Task to complete — Copy out all the records, word for word.

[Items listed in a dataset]
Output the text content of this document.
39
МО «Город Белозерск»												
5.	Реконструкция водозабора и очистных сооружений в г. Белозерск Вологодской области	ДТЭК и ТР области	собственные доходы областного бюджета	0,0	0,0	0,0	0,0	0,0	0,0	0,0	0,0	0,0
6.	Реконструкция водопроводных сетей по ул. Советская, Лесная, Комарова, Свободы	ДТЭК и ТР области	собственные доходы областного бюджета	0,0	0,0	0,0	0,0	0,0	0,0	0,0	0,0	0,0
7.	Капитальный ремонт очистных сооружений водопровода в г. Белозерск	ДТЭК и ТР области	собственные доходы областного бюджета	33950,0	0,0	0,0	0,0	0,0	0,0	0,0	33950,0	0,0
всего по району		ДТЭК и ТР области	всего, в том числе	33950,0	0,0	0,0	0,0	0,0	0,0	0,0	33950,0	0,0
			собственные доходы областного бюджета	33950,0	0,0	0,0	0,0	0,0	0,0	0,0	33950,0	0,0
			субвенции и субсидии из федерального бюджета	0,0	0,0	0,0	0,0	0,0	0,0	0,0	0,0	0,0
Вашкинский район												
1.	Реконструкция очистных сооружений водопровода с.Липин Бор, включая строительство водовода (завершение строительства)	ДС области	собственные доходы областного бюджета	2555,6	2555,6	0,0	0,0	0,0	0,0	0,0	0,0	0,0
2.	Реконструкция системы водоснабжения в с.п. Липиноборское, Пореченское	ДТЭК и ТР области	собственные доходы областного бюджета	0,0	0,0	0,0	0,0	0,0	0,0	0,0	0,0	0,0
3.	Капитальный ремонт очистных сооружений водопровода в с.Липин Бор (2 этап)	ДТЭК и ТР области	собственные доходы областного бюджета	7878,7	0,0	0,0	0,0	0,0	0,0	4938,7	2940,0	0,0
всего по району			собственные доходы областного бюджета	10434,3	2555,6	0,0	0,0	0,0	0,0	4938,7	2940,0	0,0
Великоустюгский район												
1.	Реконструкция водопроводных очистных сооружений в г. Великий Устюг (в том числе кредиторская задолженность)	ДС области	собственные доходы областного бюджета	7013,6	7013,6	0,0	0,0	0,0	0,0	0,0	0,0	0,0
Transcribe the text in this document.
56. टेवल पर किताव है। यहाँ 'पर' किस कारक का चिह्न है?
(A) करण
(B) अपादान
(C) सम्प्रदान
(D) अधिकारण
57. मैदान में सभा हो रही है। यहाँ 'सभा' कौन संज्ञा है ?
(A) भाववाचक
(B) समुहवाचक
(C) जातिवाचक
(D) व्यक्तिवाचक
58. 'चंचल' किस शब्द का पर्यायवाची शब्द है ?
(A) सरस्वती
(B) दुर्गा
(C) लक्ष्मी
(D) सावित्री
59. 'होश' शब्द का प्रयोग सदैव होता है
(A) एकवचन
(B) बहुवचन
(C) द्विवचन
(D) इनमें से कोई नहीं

Answer to this exercise —
Output the text content of this document.
39
МО «Город Белозерск»												
5.	Реконструкция водозабора и очистных сооружений в г. Белозерск Вологодской области	ДТЭК и ТР области	собственные доходы областного бюджета	0,0	0,0	0,0	0,0	0,0	0,0	0,0	0,0	0,0
6.	Реконструкция водопроводных сетей по ул. Советская, Лесная, Комарова, Свободы	ДТЭК и ТР области	собственные доходы областного бюджета	0,0	0,0	0,0	0,0	0,0	0,0	0,0	0,0	0,0
7.	Капитальный ремонт очистных сооружений водопровода в г. Белозерск	ДТЭК и ТР области	собственные доходы областного бюджета	33950,0	0,0	0,0	0,0	0,0	0,0	0,0	33950,0	0,0
всего по району		ДТЭК и ТР области	всего, в том числе	33950,0	0,0	0,0	0,0	0,0	0,0	0,0	33950,0	0,0
			собственные доходы областного бюджета	33950,0	0,0	0,0	0,0	0,0	0,0	0,0	33950,0	0,0
			субвенции и субсидии из федерального бюджета	0,0	0,0	0,0	0,0	0,0	0,0	0,0	0,0	0,0
Вашкинский район												
1.	Реконструкция очистных сооружений водопровода с.Липин Бор, включая строительство водовода (завершение строительства)	ДС области	собственные доходы областного бюджета	2555,6	2555,6	0,0	0,0	0,0	0,0	0,0	0,0	0,0
2.	Реконструкция системы водоснабжения в с.п. Липиноборское, Пореченское	ДТЭК и ТР области	собственные доходы областного бюджета	0,0	0,0	0,0	0,0	0,0	0,0	0,0	0,0	0,0
3.	Капитальный ремонт очистных сооружений водопровода в с.Липин Бор (2 этап)	ДТЭК и ТР области	собственные доходы областного бюджета	7878,7	0,0	0,0	0,0	0,0	0,0	4938,7	2940,0	0,0
всего по району			собственные доходы областного бюджета	10434,3	2555,6	0,0	0,0	0,0	0,0	4938,7	2940,0	0,0
Великоустюгский район												
1.	Реконструкция водопроводных очистных сооружений в г. Великий Устюг (в том числе кредиторская задолженность)	ДС области	собственные доходы областного бюджета	7013,6	7013,6	0,0	0,0	0,0	0,0	0,0	0,0	0,0
Transcribe the text in this document.
56. टेवल पर किताव है। यहाँ 'पर' किस कारक का चिह्न है?
(A) करण
(B) अपादान
(C) सम्प्रदान
(D) अधिकारण
57. मैदान में सभा हो रही है। यहाँ 'सभा' कौन संज्ञा है ?
(A) भाववाचक
(B) समुहवाचक
(C) जातिवाचक
(D) व्यक्तिवाचक
58. 'चंचल' किस शब्द का पर्यायवाची शब्द है ?
(A) सरस्वती
(B) दुर्गा
(C) लक्ष्मी
(D) सावित्री
59. 'होश' शब्द का प्रयोग सदैव होता है
(A) एकवचन
(B) बहुवचन
(C) द्विवचन
(D) इनमें से कोई नहीं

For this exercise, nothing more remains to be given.